- _SET EXERCISE_:
Each line of the material must be returned exactly.
***** INPUT MATERIAL
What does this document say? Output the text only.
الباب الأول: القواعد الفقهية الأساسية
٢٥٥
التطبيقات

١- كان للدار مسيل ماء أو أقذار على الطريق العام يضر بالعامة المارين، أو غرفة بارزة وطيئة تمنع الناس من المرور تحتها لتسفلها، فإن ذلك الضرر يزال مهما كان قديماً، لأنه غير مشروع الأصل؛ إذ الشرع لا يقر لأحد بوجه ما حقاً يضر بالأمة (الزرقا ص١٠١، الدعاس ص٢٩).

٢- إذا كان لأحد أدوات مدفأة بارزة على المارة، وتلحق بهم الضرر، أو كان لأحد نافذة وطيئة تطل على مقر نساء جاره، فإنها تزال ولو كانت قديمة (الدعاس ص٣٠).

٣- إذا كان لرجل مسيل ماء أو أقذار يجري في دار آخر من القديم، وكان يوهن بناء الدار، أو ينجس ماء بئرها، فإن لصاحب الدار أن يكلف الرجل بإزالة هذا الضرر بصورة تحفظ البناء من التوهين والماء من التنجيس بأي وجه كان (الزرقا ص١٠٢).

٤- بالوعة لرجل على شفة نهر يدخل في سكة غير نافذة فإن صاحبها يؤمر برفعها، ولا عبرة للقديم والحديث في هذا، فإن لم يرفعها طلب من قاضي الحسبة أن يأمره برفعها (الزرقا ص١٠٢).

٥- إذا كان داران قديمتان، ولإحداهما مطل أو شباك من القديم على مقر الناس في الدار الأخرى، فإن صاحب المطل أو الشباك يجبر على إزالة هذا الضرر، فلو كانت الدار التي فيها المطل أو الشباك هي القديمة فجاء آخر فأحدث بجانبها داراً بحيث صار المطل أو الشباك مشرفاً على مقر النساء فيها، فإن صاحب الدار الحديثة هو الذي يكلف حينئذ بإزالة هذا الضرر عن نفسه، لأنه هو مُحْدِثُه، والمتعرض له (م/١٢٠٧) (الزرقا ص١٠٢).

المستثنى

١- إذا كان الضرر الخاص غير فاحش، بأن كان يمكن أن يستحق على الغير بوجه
**********
- _ANSWER TO THE TASK_:
What does this document say? Output the text only.
الباب الأول: القواعد الفقهية الأساسية
٢٥٥
التطبيقات

١- كان للدار مسيل ماء أو أقذار على الطريق العام يضر بالعامة المارين، أو غرفة بارزة وطيئة تمنع الناس من المرور تحتها لتسفلها، فإن ذلك الضرر يزال مهما كان قديماً، لأنه غير مشروع الأصل؛ إذ الشرع لا يقر لأحد بوجه ما حقاً يضر بالأمة (الزرقا ص١٠١، الدعاس ص٢٩).

٢- إذا كان لأحد أدوات مدفأة بارزة على المارة، وتلحق بهم الضرر، أو كان لأحد نافذة وطيئة تطل على مقر نساء جاره، فإنها تزال ولو كانت قديمة (الدعاس ص٣٠).

٣- إذا كان لرجل مسيل ماء أو أقذار يجري في دار آخر من القديم، وكان يوهن بناء الدار، أو ينجس ماء بئرها، فإن لصاحب الدار أن يكلف الرجل بإزالة هذا الضرر بصورة تحفظ البناء من التوهين والماء من التنجيس بأي وجه كان (الزرقا ص١٠٢).

٤- بالوعة لرجل على شفة نهر يدخل في سكة غير نافذة فإن صاحبها يؤمر برفعها، ولا عبرة للقديم والحديث في هذا، فإن لم يرفعها طلب من قاضي الحسبة أن يأمره برفعها (الزرقا ص١٠٢).

٥- إذا كان داران قديمتان، ولإحداهما مطل أو شباك من القديم على مقر الناس في الدار الأخرى، فإن صاحب المطل أو الشباك يجبر على إزالة هذا الضرر، فلو كانت الدار التي فيها المطل أو الشباك هي القديمة فجاء آخر فأحدث بجانبها داراً بحيث صار المطل أو الشباك مشرفاً على مقر النساء فيها، فإن صاحب الدار الحديثة هو الذي يكلف حينئذ بإزالة هذا الضرر عن نفسه، لأنه هو مُحْدِثُه، والمتعرض له (م/١٢٠٧) (الزرقا ص١٠٢).

المستثنى

١- إذا كان الضرر الخاص غير فاحش، بأن كان يمكن أن يستحق على الغير بوجه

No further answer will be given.